Collection entries:
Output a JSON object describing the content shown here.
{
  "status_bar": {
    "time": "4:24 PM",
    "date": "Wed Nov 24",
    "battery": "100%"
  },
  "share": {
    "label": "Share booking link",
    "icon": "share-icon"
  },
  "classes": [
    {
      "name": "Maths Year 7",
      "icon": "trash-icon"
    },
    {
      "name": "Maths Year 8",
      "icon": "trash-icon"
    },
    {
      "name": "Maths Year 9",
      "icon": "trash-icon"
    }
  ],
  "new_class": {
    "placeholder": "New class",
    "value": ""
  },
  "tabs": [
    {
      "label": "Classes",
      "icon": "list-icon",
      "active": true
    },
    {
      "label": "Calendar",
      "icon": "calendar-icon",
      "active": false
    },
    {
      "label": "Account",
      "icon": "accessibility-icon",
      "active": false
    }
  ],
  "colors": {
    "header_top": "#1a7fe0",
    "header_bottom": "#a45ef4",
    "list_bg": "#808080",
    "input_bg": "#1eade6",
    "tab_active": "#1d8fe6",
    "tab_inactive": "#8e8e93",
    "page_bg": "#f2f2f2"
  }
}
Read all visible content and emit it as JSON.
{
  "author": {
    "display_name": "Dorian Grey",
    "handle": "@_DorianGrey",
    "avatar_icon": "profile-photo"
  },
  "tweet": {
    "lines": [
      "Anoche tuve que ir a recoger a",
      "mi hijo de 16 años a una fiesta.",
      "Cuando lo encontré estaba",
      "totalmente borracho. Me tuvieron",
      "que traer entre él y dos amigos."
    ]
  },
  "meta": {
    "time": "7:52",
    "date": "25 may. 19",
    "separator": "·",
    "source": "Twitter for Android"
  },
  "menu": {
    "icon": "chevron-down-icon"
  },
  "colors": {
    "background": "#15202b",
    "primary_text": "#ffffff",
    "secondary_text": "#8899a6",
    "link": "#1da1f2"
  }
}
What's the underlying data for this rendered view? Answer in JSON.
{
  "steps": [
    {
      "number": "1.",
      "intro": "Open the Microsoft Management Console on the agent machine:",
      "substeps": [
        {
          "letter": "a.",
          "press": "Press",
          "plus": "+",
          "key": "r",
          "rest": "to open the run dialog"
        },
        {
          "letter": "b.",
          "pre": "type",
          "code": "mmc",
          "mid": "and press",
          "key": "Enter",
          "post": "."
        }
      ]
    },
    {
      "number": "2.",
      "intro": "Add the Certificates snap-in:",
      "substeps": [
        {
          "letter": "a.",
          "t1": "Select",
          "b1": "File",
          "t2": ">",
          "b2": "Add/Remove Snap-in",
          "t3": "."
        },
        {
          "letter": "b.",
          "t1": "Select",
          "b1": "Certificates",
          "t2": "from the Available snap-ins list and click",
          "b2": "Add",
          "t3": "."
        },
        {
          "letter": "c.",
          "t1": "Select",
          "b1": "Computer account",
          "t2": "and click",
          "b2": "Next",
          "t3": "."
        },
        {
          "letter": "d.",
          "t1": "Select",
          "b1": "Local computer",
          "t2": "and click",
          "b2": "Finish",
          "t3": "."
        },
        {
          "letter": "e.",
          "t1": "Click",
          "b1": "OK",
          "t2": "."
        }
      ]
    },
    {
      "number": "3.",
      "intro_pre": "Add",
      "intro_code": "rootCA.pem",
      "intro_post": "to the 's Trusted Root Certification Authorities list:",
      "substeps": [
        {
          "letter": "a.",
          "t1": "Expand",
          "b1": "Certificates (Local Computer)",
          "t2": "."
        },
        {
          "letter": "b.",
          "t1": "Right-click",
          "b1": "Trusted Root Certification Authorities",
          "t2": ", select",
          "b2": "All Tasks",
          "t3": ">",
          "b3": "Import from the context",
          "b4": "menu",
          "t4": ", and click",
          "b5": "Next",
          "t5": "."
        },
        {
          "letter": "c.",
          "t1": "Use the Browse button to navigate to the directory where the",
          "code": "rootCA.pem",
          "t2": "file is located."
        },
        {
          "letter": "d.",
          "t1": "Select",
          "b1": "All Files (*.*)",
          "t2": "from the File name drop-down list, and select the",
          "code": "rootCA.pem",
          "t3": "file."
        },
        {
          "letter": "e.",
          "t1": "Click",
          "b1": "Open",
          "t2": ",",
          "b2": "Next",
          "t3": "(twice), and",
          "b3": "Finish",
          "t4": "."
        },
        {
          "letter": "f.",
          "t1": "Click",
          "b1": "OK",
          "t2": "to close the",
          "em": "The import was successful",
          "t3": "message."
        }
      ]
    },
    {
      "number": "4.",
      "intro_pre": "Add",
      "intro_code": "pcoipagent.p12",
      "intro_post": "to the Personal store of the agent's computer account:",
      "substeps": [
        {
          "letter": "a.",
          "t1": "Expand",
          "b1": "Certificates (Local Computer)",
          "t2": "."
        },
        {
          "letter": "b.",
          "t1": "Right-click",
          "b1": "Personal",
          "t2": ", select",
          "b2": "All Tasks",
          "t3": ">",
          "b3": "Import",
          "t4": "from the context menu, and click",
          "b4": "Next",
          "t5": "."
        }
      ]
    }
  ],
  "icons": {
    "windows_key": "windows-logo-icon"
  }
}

- Instructions to follow -
Scan the lines for the string "Certification". Pick out every line that has it.

- Solution -
      "intro_post": "to the 's Trusted Root Certification Authorities list:",
          "b1": "Trusted Root Certification Authorities",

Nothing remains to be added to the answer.